- **Metin**
%%

Bir asırdan fazla devam eden Bulgaristan Türkü'nün göçleri, bu topluluğun ekonomik, politik, sosyal ve kültürel yapısında önemli değişikliklere neden oldu.
Yakın tarihe kadar bu topluluk genelde Ana Vatan bildiği ve sevdiği Türkiye'ye göç ediyordu, son 15-20 yıldır ise Avrupa ve başka kıtalara yöneldi göç kervanları.
İlk kez Türkiye'nin Kapı Kule'sinden özgürce giriş ve çıkışlar tamamen serbest, ama artık göçlerin istikameti başka yönde.
Bu da başka bir araştırılacak fenomenin işareti!
Türk topraklarında barınanlar kimliğini ve ruhunu kaybetmezken, acaba Batı kervanlarına kapılanların çocukları, yakın tarihte köklerini hatırlayacaklar mı?

%%

- **Görev Ayrıntıları**
Bulgaristan Türklerinin göçleriyle ilgili yukarıdaki metinde "Bir asırdan fazla" sözleriyle başlayıp "değişikliklere neden oldu." sözlerine kadar inen bölümün tamamını hiçbir değişiklik yapmadan kopyalayın.

- **Sağlanan Öğeler**
%%

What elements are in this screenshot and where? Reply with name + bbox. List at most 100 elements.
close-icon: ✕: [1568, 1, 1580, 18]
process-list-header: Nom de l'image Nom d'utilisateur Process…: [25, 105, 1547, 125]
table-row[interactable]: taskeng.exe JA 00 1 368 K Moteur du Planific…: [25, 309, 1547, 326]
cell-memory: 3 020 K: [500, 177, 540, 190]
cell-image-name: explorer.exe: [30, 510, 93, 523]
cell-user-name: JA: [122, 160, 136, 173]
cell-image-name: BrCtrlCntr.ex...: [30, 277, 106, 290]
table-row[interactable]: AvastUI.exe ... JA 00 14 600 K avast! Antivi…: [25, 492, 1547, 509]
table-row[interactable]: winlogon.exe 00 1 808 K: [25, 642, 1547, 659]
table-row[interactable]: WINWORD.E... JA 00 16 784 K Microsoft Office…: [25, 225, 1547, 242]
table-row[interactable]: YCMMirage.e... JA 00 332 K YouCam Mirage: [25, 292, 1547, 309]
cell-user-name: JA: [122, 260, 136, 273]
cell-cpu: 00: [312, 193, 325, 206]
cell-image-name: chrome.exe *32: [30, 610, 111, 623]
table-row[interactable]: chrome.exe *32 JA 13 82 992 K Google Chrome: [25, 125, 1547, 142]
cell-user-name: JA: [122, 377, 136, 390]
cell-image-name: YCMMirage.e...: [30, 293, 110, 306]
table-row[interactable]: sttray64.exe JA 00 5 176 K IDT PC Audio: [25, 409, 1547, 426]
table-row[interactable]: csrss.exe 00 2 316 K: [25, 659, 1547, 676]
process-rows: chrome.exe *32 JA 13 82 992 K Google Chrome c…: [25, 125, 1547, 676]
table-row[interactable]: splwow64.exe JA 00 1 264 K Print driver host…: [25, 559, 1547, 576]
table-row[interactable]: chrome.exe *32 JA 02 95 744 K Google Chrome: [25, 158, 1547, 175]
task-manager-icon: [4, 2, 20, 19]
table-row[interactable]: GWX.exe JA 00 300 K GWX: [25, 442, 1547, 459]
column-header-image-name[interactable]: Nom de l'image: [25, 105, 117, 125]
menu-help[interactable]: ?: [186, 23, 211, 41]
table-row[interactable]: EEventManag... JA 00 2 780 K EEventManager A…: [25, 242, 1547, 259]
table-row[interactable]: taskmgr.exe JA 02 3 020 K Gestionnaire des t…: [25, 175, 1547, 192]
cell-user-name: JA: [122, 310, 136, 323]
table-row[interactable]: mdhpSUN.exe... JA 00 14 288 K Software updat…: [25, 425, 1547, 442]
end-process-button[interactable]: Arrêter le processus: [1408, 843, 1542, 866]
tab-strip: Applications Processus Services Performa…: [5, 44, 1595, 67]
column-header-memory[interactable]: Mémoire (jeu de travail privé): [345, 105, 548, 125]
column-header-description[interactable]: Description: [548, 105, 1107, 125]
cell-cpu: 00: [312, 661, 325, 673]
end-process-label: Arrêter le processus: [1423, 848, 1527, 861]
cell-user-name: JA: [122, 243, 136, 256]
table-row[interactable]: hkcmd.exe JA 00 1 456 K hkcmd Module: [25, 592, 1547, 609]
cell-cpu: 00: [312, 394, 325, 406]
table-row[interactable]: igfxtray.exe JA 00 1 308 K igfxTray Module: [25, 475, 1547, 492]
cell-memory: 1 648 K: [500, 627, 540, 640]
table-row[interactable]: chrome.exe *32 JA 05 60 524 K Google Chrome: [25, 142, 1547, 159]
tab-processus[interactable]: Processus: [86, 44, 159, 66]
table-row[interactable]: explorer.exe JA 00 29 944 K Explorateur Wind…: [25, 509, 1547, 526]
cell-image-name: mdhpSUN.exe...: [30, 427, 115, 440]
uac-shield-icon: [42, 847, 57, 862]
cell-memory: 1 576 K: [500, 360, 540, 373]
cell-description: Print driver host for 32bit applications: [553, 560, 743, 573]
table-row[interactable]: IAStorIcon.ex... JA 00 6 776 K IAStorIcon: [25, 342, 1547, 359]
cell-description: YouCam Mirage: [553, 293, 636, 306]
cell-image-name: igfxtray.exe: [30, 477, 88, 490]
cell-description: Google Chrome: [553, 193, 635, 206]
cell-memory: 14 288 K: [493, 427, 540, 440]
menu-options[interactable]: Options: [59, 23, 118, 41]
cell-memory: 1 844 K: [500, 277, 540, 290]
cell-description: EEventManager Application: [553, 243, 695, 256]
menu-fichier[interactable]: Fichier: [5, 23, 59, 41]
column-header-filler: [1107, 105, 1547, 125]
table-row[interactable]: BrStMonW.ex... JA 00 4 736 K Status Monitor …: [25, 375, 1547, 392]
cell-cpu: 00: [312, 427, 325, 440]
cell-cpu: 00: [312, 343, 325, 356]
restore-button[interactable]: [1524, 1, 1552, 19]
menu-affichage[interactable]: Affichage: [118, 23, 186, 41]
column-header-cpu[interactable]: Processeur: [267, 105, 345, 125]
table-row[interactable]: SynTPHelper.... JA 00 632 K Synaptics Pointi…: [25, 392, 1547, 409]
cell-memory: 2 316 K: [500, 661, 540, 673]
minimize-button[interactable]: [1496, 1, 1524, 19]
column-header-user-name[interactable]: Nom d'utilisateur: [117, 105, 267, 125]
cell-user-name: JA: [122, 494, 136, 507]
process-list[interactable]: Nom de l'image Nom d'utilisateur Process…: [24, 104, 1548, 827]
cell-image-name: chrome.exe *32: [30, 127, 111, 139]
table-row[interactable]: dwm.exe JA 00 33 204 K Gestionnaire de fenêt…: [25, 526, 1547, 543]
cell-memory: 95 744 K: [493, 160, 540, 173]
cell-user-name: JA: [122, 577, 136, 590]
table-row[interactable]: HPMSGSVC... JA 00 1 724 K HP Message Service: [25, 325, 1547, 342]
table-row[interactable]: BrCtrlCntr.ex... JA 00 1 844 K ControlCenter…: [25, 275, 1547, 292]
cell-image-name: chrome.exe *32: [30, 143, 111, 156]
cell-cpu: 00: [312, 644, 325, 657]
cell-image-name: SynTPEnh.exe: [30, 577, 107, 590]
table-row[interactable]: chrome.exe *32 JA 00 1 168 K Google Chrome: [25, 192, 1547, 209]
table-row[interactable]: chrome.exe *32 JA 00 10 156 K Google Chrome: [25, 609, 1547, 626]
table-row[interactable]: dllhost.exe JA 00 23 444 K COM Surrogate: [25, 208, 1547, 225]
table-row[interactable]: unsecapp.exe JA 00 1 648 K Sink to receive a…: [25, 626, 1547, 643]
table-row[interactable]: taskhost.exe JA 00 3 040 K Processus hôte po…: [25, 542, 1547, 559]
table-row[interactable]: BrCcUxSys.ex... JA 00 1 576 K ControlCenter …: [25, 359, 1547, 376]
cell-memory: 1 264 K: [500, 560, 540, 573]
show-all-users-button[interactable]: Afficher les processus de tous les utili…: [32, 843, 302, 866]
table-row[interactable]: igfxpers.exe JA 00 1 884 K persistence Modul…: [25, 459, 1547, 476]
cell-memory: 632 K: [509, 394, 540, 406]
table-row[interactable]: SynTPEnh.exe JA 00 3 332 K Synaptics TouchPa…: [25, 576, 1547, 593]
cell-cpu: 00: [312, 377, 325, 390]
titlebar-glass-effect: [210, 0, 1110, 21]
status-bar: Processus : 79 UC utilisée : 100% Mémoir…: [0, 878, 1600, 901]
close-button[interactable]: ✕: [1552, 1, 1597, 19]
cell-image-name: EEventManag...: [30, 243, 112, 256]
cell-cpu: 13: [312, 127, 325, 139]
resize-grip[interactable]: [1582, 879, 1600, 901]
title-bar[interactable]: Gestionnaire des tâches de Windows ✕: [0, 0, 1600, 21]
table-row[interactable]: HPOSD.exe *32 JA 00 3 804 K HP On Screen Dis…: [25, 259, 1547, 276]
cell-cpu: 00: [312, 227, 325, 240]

%%

- **Görev Çıktısı**
Bir asırdan fazla devam eden Bulgaristan Türkü'nün göçleri, bu topluluğun ekonomik, politik, sosyal ve kültürel yapısında önemli değişikliklere neden oldu.